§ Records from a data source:

%%

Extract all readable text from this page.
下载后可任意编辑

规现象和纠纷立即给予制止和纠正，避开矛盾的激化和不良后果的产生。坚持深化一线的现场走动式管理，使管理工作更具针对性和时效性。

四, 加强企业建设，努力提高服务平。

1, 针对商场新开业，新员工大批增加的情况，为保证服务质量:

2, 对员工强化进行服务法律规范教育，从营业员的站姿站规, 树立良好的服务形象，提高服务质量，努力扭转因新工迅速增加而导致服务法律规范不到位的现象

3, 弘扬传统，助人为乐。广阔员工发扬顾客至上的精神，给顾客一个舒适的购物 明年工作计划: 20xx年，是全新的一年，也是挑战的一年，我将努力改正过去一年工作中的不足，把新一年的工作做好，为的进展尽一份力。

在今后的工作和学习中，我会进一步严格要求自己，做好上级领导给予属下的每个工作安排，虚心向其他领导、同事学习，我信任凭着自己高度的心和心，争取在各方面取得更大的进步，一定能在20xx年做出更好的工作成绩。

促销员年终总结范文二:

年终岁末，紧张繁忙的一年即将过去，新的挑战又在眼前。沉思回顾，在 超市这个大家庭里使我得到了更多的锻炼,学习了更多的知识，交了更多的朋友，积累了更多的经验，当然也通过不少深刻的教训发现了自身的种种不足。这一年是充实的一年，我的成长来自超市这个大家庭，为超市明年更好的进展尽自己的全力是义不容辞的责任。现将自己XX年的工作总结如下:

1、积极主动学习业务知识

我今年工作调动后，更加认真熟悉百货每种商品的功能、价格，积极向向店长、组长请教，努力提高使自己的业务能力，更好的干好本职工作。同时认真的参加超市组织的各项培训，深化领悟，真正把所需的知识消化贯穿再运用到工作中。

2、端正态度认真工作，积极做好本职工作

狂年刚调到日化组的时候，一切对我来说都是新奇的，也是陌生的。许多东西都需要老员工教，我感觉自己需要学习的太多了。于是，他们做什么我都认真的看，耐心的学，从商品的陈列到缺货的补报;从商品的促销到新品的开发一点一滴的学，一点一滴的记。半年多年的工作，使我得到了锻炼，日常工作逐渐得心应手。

%%

§ REQUIRED WORK: Write the complete data out, exactly as above.

§ THE ANSWER:
Extract all readable text from this page.
下载后可任意编辑

规现象和纠纷立即给予制止和纠正，避开矛盾的激化和不良后果的产生。坚持深化一线的现场走动式管理，使管理工作更具针对性和时效性。

四, 加强企业建设，努力提高服务平。

1, 针对商场新开业，新员工大批增加的情况，为保证服务质量:

2, 对员工强化进行服务法律规范教育，从营业员的站姿站规, 树立良好的服务形象，提高服务质量，努力扭转因新工迅速增加而导致服务法律规范不到位的现象

3, 弘扬传统，助人为乐。广阔员工发扬顾客至上的精神，给顾客一个舒适的购物 明年工作计划: 20xx年，是全新的一年，也是挑战的一年，我将努力改正过去一年工作中的不足，把新一年的工作做好，为的进展尽一份力。

在今后的工作和学习中，我会进一步严格要求自己，做好上级领导给予属下的每个工作安排，虚心向其他领导、同事学习，我信任凭着自己高度的心和心，争取在各方面取得更大的进步，一定能在20xx年做出更好的工作成绩。

促销员年终总结范文二:

年终岁末，紧张繁忙的一年即将过去，新的挑战又在眼前。沉思回顾，在 超市这个大家庭里使我得到了更多的锻炼,学习了更多的知识，交了更多的朋友，积累了更多的经验，当然也通过不少深刻的教训发现了自身的种种不足。这一年是充实的一年，我的成长来自超市这个大家庭，为超市明年更好的进展尽自己的全力是义不容辞的责任。现将自己XX年的工作总结如下:

1、积极主动学习业务知识

我今年工作调动后，更加认真熟悉百货每种商品的功能、价格，积极向向店长、组长请教，努力提高使自己的业务能力，更好的干好本职工作。同时认真的参加超市组织的各项培训，深化领悟，真正把所需的知识消化贯穿再运用到工作中。

2、端正态度认真工作，积极做好本职工作

狂年刚调到日化组的时候，一切对我来说都是新奇的，也是陌生的。许多东西都需要老员工教，我感觉自己需要学习的太多了。于是，他们做什么我都认真的看，耐心的学，从商品的陈列到缺货的补报;从商品的促销到新品的开发一点一滴的学，一点一滴的记。半年多年的工作，使我得到了锻炼，日常工作逐渐得心应手。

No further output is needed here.